● **Recorded data**:
┄┄┄┄┄┄┄┄┄┄┄┄┄┄┄┄┄┄┄┄
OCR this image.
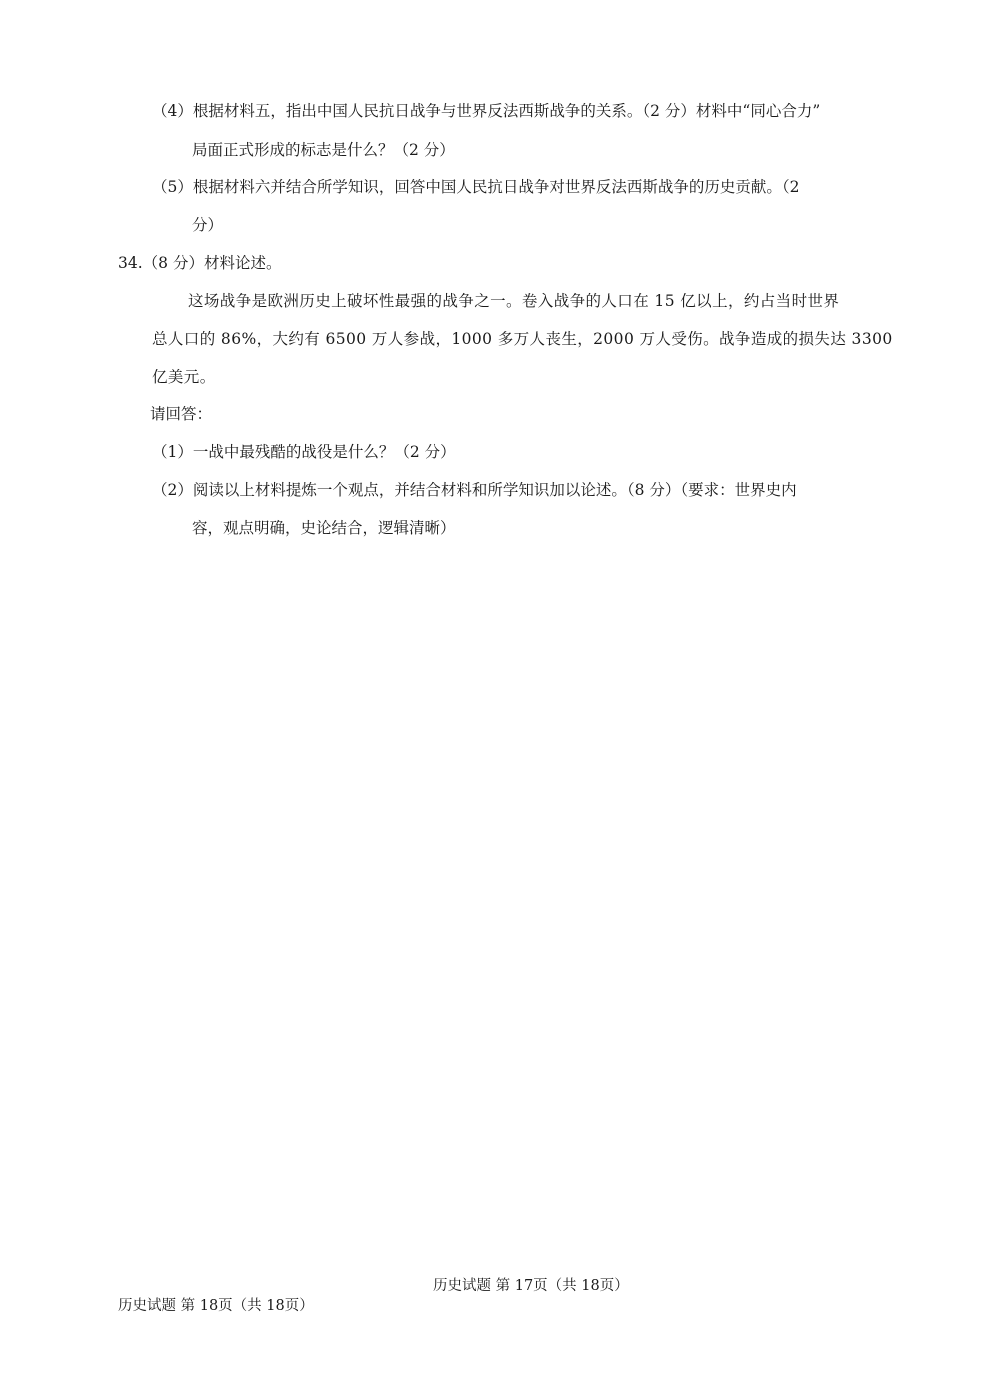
（4）根据材料五，指出中国人民抗日战争与世界反法西斯战争的关系。（2 分）材料中“同心合力”
局面正式形成的标志是什么？（2 分）
（5）根据材料六并结合所学知识，回答中国人民抗日战争对世界反法西斯战争的历史贡献。（2
分）
34.（8 分）材料论述。
这场战争是欧洲历史上破坏性最强的战争之一。卷入战争的人口在 15 亿以上，约占当时世界
总人口的 86%，大约有 6500 万人参战，1000 多万人丧生，2000 万人受伤。战争造成的损失达 3300
亿美元。
请回答：
（1）一战中最残酷的战役是什么？（2 分）
（2）阅读以上材料提炼一个观点，并结合材料和所学知识加以论述。（8 分）（要求：世界史内
容，观点明确，史论结合，逻辑清晰）
历史试题 第 17页（共 18页）
历史试题 第 18页（共 18页）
┄┄┄┄┄┄┄┄┄┄┄┄┄┄┄┄┄┄┄┄
● **Short problem**:
Copy every line of the data word for word, omitting the images.

● **Solution to the exercise**:
OCR this image.
（4）根据材料五，指出中国人民抗日战争与世界反法西斯战争的关系。（2 分）材料中“同心合力”
局面正式形成的标志是什么？（2 分）
（5）根据材料六并结合所学知识，回答中国人民抗日战争对世界反法西斯战争的历史贡献。（2
分）
34.（8 分）材料论述。
这场战争是欧洲历史上破坏性最强的战争之一。卷入战争的人口在 15 亿以上，约占当时世界
总人口的 86%，大约有 6500 万人参战，1000 多万人丧生，2000 万人受伤。战争造成的损失达 3300
亿美元。
请回答：
（1）一战中最残酷的战役是什么？（2 分）
（2）阅读以上材料提炼一个观点，并结合材料和所学知识加以论述。（8 分）（要求：世界史内
容，观点明确，史论结合，逻辑清晰）
历史试题 第 17页（共 18页）
历史试题 第 18页（共 18页）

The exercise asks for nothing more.